(TASK TO CARRY OUT): Reproduce the part of the data that opens with the line containing "- color-swatch[interactable]: [166, 99, 172, 104]" and closes with the line containing "- merge-icon[interactable]: [21, 178, 28, 185]", renaming "eye-icon" to "visibility-icon" and changing nothing else.

__________________________________________________

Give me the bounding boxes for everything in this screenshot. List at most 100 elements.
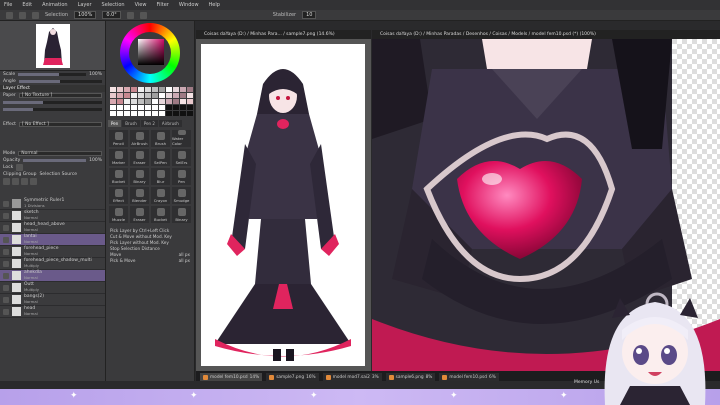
- color-swatch[interactable]: [166, 99, 172, 104]
- color-swatch[interactable]: [152, 105, 158, 110]
- tool-button[interactable]: Bucket: [151, 206, 170, 223]
- tool-button[interactable]: Pen: [172, 168, 191, 185]
- color-swatch[interactable]: [110, 99, 116, 104]
- eye-icon[interactable]: [3, 272, 9, 279]
- color-swatch[interactable]: [124, 111, 130, 116]
- eye-icon[interactable]: [3, 212, 9, 219]
- tool-button[interactable]: Binary: [172, 206, 191, 223]
- merge-icon[interactable]: [21, 178, 28, 185]
- color-swatch[interactable]: [152, 111, 158, 116]
- color-swatch[interactable]: [117, 105, 123, 110]
- tool-button[interactable]: Muzzle: [109, 206, 128, 223]
- color-swatch[interactable]: [138, 99, 144, 104]
- color-swatch[interactable]: [159, 111, 165, 116]
- color-swatch[interactable]: [131, 99, 137, 104]
- zoom-field[interactable]: 100%: [74, 11, 97, 19]
- color-swatch[interactable]: [145, 93, 151, 98]
- color-swatch[interactable]: [159, 99, 165, 104]
- clipping-group-checkbox[interactable]: Clipping Group: [3, 172, 36, 177]
- deselect-icon[interactable]: [32, 11, 39, 19]
- color-swatch[interactable]: [110, 87, 116, 92]
- color-swatch[interactable]: [180, 111, 186, 116]
- menu-filter[interactable]: Filter: [156, 2, 168, 8]
- color-swatch[interactable]: [187, 99, 193, 104]
- color-swatch[interactable]: [145, 111, 151, 116]
- color-swatch[interactable]: [173, 99, 179, 104]
- tab-pen-2[interactable]: Pen 2: [140, 120, 158, 127]
- eye-icon[interactable]: [3, 236, 9, 243]
- menu-file[interactable]: File: [4, 2, 12, 8]
- eye-icon[interactable]: [3, 260, 9, 267]
- tool-button[interactable]: AirBrush: [130, 130, 149, 147]
- tab-airbrush[interactable]: Airbrush: [158, 120, 182, 127]
- new-folder-icon[interactable]: [12, 178, 19, 185]
- document-title[interactable]: Coisas daYaya (D:) / Minhas Para... / sa…: [196, 30, 371, 39]
- navigator[interactable]: [0, 21, 105, 71]
- color-swatch[interactable]: [187, 93, 193, 98]
- saturation-value-square[interactable]: [138, 39, 164, 65]
- color-swatch[interactable]: [187, 87, 193, 92]
- tool-button[interactable]: Bucket: [109, 168, 128, 185]
- color-swatch[interactable]: [166, 93, 172, 98]
- color-swatch[interactable]: [131, 87, 137, 92]
- tool-button[interactable]: Brush: [151, 130, 170, 147]
- tool-button[interactable]: SelErs: [172, 149, 191, 166]
- color-swatch[interactable]: [138, 105, 144, 110]
- menu-view[interactable]: View: [135, 2, 147, 8]
- tab-brush[interactable]: Brush: [122, 120, 140, 127]
- effect-select[interactable]: [ No Effect ]: [18, 122, 102, 127]
- color-swatch[interactable]: [117, 87, 123, 92]
- color-swatch[interactable]: [187, 105, 193, 110]
- color-swatch[interactable]: [173, 105, 179, 110]
- mode-select[interactable]: Normal: [18, 151, 102, 156]
- pick-move-value[interactable]: all px: [179, 258, 190, 264]
- color-swatch[interactable]: [145, 87, 151, 92]
- tab-pen[interactable]: Pen: [108, 120, 122, 127]
- color-swatch[interactable]: [180, 105, 186, 110]
- color-swatch[interactable]: [138, 111, 144, 116]
- color-swatch[interactable]: [173, 93, 179, 98]
- layer-item[interactable]: Symmetric Ruler1 1 Divisions: [0, 198, 105, 210]
- menu-window[interactable]: Window: [179, 2, 199, 8]
- trash-icon[interactable]: [30, 178, 37, 185]
- menu-selection[interactable]: Selection: [102, 2, 125, 8]
- color-swatch[interactable]: [166, 87, 172, 92]
- color-swatch[interactable]: [131, 105, 137, 110]
- color-swatch[interactable]: [131, 111, 137, 116]
- color-swatch[interactable]: [117, 111, 123, 116]
- color-swatch[interactable]: [180, 93, 186, 98]
- color-swatch[interactable]: [180, 99, 186, 104]
- angle-field[interactable]: 0.0°: [102, 11, 121, 19]
- color-swatch[interactable]: [173, 111, 179, 116]
- scale-slider[interactable]: [18, 73, 87, 76]
- menu-layer[interactable]: Layer: [78, 2, 92, 8]
- color-swatch[interactable]: [152, 99, 158, 104]
- color-swatch[interactable]: [152, 93, 158, 98]
- lock-icon[interactable]: [16, 164, 24, 171]
- color-swatch[interactable]: [124, 99, 130, 104]
- paper-scale-slider[interactable]: [3, 101, 102, 104]
- eye-icon[interactable]: [3, 284, 9, 291]
- stabilizer-field[interactable]: 10: [302, 11, 317, 19]
- color-swatch[interactable]: [117, 99, 123, 104]
- swatch-palette[interactable]: [110, 87, 193, 116]
- document-title[interactable]: Coisas daYaya (D:) / Minhas Paradas / De…: [372, 30, 720, 39]
- color-swatch[interactable]: [145, 99, 151, 104]
- paper-select[interactable]: [ No Texture ]: [18, 93, 102, 98]
- color-swatch[interactable]: [131, 93, 137, 98]
- new-layer-icon[interactable]: [3, 178, 10, 185]
- rotate-icon[interactable]: [139, 11, 147, 19]
- color-swatch[interactable]: [159, 87, 165, 92]
- tool-button[interactable]: Blur: [151, 168, 170, 185]
- angle-slider[interactable]: [18, 80, 102, 83]
- eye-icon[interactable]: [3, 248, 9, 255]
- tool-button[interactable]: Binary: [130, 168, 149, 185]
- tool-button[interactable]: Effect: [109, 187, 128, 204]
- color-swatch[interactable]: [110, 105, 116, 110]
- tool-button[interactable]: SelPen: [151, 149, 170, 166]
- layer-item[interactable]: head Normal: [0, 306, 105, 318]
- layer-item[interactable]: Outt Multiply: [0, 282, 105, 294]
- tool-button[interactable]: Eraser: [130, 149, 149, 166]
- tool-button[interactable]: Pencil: [109, 130, 128, 147]
- canvas[interactable]: [201, 44, 365, 366]
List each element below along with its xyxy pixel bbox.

__________________________________________________

(EXPECTED ANSWER):
- color-swatch[interactable]: [166, 99, 172, 104]
- color-swatch[interactable]: [152, 105, 158, 110]
- tool-button[interactable]: Bucket: [151, 206, 170, 223]
- tool-button[interactable]: Pen: [172, 168, 191, 185]
- color-swatch[interactable]: [110, 99, 116, 104]
- visibility-icon[interactable]: [3, 272, 9, 279]
- color-swatch[interactable]: [124, 111, 130, 116]
- visibility-icon[interactable]: [3, 212, 9, 219]
- tool-button[interactable]: Binary: [172, 206, 191, 223]
- merge-icon[interactable]: [21, 178, 28, 185]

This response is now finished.